▸ PROBLEM DESCRIPTION: Reproduce the lines below word for word, without any changes.

** Begin RECORDS FOR THE EXERCISE **

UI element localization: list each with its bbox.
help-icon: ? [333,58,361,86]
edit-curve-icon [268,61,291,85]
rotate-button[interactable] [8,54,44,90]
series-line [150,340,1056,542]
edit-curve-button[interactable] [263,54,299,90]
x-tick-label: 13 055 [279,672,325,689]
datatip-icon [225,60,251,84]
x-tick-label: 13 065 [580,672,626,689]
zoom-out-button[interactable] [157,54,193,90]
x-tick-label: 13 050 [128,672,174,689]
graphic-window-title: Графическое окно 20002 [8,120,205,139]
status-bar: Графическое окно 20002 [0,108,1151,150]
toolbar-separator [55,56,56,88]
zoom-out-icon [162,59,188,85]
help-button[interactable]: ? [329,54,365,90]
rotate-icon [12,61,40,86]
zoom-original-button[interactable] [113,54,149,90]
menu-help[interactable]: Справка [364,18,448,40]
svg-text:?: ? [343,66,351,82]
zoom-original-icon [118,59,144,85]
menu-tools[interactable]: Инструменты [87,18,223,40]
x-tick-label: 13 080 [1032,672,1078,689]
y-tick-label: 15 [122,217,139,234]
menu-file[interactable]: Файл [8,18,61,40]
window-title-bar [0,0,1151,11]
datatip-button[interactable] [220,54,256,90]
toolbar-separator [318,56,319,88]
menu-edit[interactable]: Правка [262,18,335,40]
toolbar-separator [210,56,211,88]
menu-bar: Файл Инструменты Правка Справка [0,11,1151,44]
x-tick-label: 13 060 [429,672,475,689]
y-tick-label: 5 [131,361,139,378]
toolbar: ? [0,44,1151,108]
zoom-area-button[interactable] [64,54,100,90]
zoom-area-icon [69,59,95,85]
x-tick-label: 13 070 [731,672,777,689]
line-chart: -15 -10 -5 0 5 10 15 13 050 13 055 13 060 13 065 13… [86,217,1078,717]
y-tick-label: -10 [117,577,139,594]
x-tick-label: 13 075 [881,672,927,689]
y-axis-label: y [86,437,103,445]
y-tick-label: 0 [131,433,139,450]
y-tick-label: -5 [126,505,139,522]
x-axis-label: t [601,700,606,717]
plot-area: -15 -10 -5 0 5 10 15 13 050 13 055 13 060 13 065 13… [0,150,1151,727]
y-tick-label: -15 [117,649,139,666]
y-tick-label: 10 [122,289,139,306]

** End RECORDS FOR THE EXERCISE **

▸ THE COMPLETED TASK:
UI element localization: list each with its bbox.
help-icon: ? [333,58,361,86]
edit-curve-icon [268,61,291,85]
rotate-button[interactable] [8,54,44,90]
series-line [150,340,1056,542]
edit-curve-button[interactable] [263,54,299,90]
x-tick-label: 13 055 [279,672,325,689]
datatip-icon [225,60,251,84]
x-tick-label: 13 065 [580,672,626,689]
zoom-out-button[interactable] [157,54,193,90]
x-tick-label: 13 050 [128,672,174,689]
graphic-window-title: Графическое окно 20002 [8,120,205,139]
status-bar: Графическое окно 20002 [0,108,1151,150]
toolbar-separator [55,56,56,88]
zoom-out-icon [162,59,188,85]
help-button[interactable]: ? [329,54,365,90]
rotate-icon [12,61,40,86]
zoom-original-button[interactable] [113,54,149,90]
menu-help[interactable]: Справка [364,18,448,40]
svg-text:?: ? [343,66,351,82]
zoom-original-icon [118,59,144,85]
menu-tools[interactable]: Инструменты [87,18,223,40]
x-tick-label: 13 080 [1032,672,1078,689]
y-tick-label: 15 [122,217,139,234]
menu-file[interactable]: Файл [8,18,61,40]
window-title-bar [0,0,1151,11]
datatip-button[interactable] [220,54,256,90]
toolbar-separator [318,56,319,88]
menu-edit[interactable]: Правка [262,18,335,40]
toolbar-separator [210,56,211,88]
menu-bar: Файл Инструменты Правка Справка [0,11,1151,44]
x-tick-label: 13 060 [429,672,475,689]
y-tick-label: 5 [131,361,139,378]
toolbar: ? [0,44,1151,108]
zoom-area-button[interactable] [64,54,100,90]
zoom-area-icon [69,59,95,85]
x-tick-label: 13 070 [731,672,777,689]
line-chart: -15 -10 -5 0 5 10 15 13 050 13 055 13 060 13 065 13… [86,217,1078,717]
y-tick-label: -10 [117,577,139,594]
x-tick-label: 13 075 [881,672,927,689]
y-axis-label: y [86,437,103,445]
y-tick-label: 0 [131,433,139,450]
y-tick-label: -5 [126,505,139,522]
x-axis-label: t [601,700,606,717]
plot-area: -15 -10 -5 0 5 10 15 13 050 13 055 13 060 13 065 13… [0,150,1151,727]
y-tick-label: -15 [117,649,139,666]
y-tick-label: 10 [122,289,139,306]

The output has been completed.